| EXERCISE AIM |
Your task is to repeat all of the data exactly while excluding the pictures.

-- Start --

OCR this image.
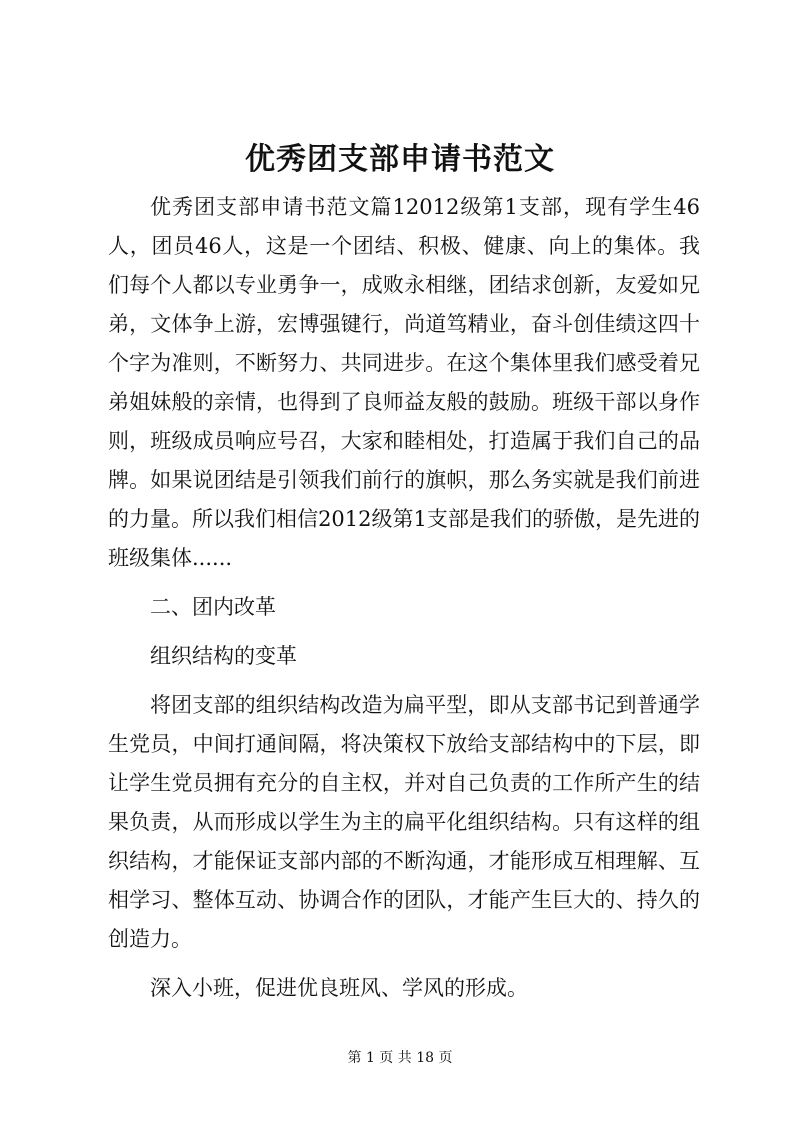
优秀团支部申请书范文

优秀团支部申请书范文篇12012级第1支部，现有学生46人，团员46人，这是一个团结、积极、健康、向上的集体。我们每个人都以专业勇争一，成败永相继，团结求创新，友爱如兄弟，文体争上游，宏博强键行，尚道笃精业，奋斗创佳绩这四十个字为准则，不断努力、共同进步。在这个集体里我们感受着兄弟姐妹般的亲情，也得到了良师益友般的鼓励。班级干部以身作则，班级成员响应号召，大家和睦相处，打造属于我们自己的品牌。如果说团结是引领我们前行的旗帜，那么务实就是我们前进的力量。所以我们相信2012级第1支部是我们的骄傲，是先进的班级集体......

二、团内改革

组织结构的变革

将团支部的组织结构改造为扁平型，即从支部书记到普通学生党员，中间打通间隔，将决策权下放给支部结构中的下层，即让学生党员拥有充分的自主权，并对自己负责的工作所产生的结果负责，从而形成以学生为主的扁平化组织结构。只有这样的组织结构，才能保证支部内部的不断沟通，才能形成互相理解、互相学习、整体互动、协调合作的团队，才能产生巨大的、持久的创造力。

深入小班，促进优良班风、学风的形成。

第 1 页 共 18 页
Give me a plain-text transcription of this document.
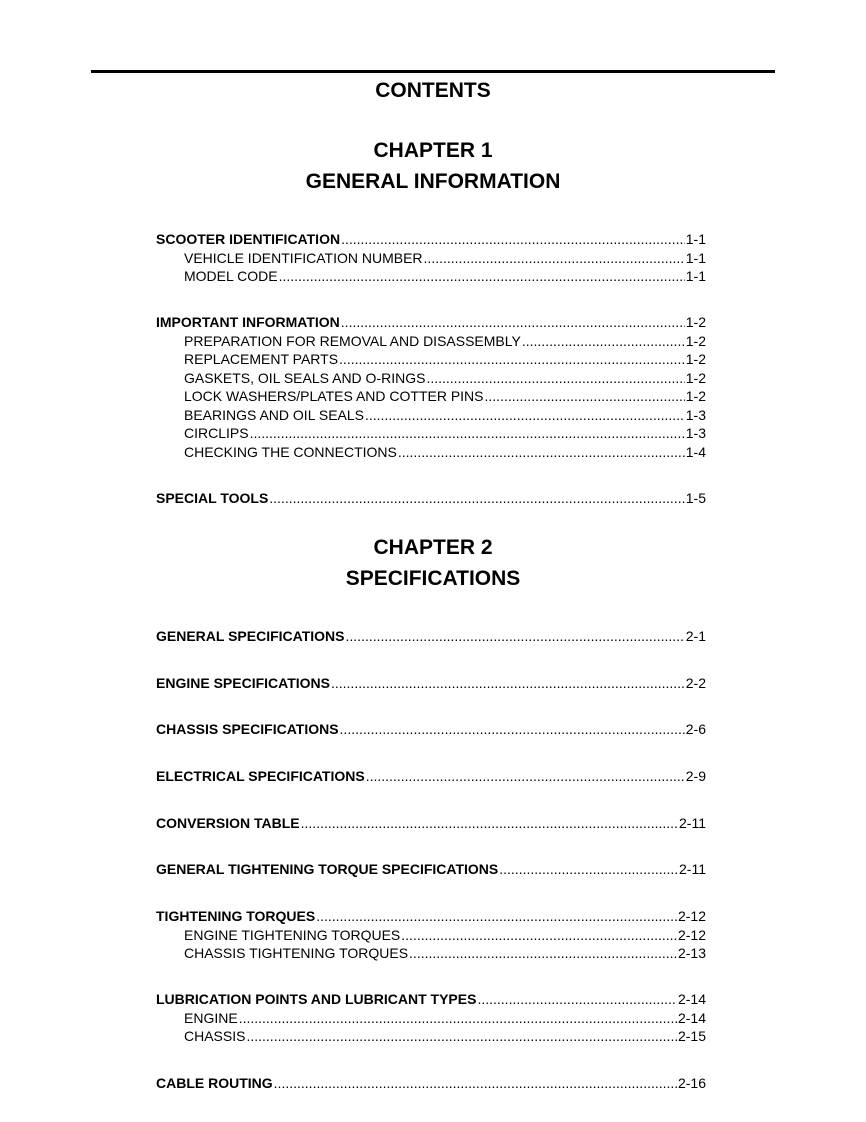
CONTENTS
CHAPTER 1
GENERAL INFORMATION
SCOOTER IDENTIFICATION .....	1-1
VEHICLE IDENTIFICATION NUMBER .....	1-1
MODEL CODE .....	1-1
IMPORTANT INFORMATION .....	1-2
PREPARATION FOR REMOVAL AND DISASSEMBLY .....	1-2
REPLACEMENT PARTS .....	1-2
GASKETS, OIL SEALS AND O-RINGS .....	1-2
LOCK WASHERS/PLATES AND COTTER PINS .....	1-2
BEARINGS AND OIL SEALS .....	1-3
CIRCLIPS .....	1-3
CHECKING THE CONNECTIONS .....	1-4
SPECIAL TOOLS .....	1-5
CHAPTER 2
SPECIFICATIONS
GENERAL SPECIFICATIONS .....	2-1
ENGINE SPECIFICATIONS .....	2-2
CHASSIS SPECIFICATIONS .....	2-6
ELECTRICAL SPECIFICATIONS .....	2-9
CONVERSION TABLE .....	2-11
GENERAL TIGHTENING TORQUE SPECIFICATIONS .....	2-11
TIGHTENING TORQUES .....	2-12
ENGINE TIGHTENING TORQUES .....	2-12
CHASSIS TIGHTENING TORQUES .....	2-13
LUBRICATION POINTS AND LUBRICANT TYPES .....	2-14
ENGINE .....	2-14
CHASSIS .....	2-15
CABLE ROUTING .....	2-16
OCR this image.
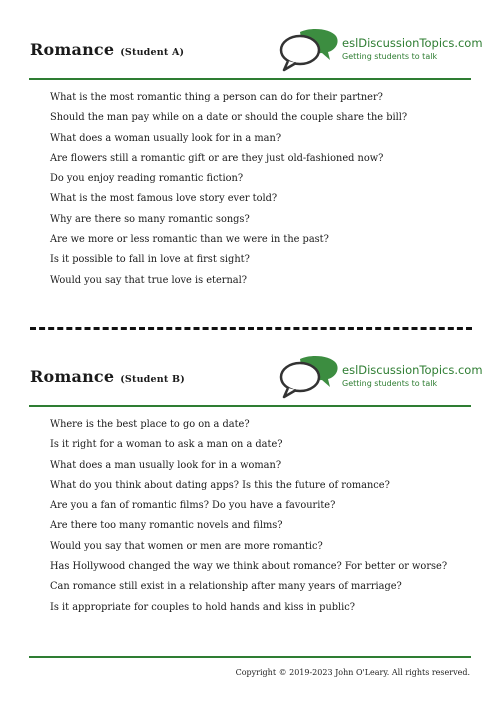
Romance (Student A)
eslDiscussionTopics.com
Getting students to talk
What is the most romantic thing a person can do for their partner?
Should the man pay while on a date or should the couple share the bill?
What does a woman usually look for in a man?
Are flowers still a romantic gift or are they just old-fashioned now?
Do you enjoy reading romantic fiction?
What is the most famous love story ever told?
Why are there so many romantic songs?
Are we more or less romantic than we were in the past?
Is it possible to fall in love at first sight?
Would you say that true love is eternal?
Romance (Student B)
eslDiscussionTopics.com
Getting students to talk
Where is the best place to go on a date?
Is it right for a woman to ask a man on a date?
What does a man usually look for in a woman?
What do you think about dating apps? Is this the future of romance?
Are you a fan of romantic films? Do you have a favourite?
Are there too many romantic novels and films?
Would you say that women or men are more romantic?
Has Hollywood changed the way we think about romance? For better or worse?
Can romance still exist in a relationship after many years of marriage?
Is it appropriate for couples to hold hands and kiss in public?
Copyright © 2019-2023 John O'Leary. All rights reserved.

-- End --

| OUTPUT FOR THIS TASK |
OCR this image.
优秀团支部申请书范文

优秀团支部申请书范文篇12012级第1支部，现有学生46人，团员46人，这是一个团结、积极、健康、向上的集体。我们每个人都以专业勇争一，成败永相继，团结求创新，友爱如兄弟，文体争上游，宏博强键行，尚道笃精业，奋斗创佳绩这四十个字为准则，不断努力、共同进步。在这个集体里我们感受着兄弟姐妹般的亲情，也得到了良师益友般的鼓励。班级干部以身作则，班级成员响应号召，大家和睦相处，打造属于我们自己的品牌。如果说团结是引领我们前行的旗帜，那么务实就是我们前进的力量。所以我们相信2012级第1支部是我们的骄傲，是先进的班级集体......

二、团内改革

组织结构的变革

将团支部的组织结构改造为扁平型，即从支部书记到普通学生党员，中间打通间隔，将决策权下放给支部结构中的下层，即让学生党员拥有充分的自主权，并对自己负责的工作所产生的结果负责，从而形成以学生为主的扁平化组织结构。只有这样的组织结构，才能保证支部内部的不断沟通，才能形成互相理解、互相学习、整体互动、协调合作的团队，才能产生巨大的、持久的创造力。

深入小班，促进优良班风、学风的形成。

第 1 页 共 18 页
Give me a plain-text transcription of this document.
CONTENTS
CHAPTER 1
GENERAL INFORMATION
SCOOTER IDENTIFICATION .....	1-1
VEHICLE IDENTIFICATION NUMBER .....	1-1
MODEL CODE .....	1-1
IMPORTANT INFORMATION .....	1-2
PREPARATION FOR REMOVAL AND DISASSEMBLY .....	1-2
REPLACEMENT PARTS .....	1-2
GASKETS, OIL SEALS AND O-RINGS .....	1-2
LOCK WASHERS/PLATES AND COTTER PINS .....	1-2
BEARINGS AND OIL SEALS .....	1-3
CIRCLIPS .....	1-3
CHECKING THE CONNECTIONS .....	1-4
SPECIAL TOOLS .....	1-5
CHAPTER 2
SPECIFICATIONS
GENERAL SPECIFICATIONS .....	2-1
ENGINE SPECIFICATIONS .....	2-2
CHASSIS SPECIFICATIONS .....	2-6
ELECTRICAL SPECIFICATIONS .....	2-9
CONVERSION TABLE .....	2-11
GENERAL TIGHTENING TORQUE SPECIFICATIONS .....	2-11
TIGHTENING TORQUES .....	2-12
ENGINE TIGHTENING TORQUES .....	2-12
CHASSIS TIGHTENING TORQUES .....	2-13
LUBRICATION POINTS AND LUBRICANT TYPES .....	2-14
ENGINE .....	2-14
CHASSIS .....	2-15
CABLE ROUTING .....	2-16
OCR this image.
Romance (Student A)
eslDiscussionTopics.com
Getting students to talk
What is the most romantic thing a person can do for their partner?
Should the man pay while on a date or should the couple share the bill?
What does a woman usually look for in a man?
Are flowers still a romantic gift or are they just old-fashioned now?
Do you enjoy reading romantic fiction?
What is the most famous love story ever told?
Why are there so many romantic songs?
Are we more or less romantic than we were in the past?
Is it possible to fall in love at first sight?
Would you say that true love is eternal?
Romance (Student B)
eslDiscussionTopics.com
Getting students to talk
Where is the best place to go on a date?
Is it right for a woman to ask a man on a date?
What does a man usually look for in a woman?
What do you think about dating apps? Is this the future of romance?
Are you a fan of romantic films? Do you have a favourite?
Are there too many romantic novels and films?
Would you say that women or men are more romantic?
Has Hollywood changed the way we think about romance? For better or worse?
Can romance still exist in a relationship after many years of marriage?
Is it appropriate for couples to hold hands and kiss in public?
Copyright © 2019-2023 John O'Leary. All rights reserved.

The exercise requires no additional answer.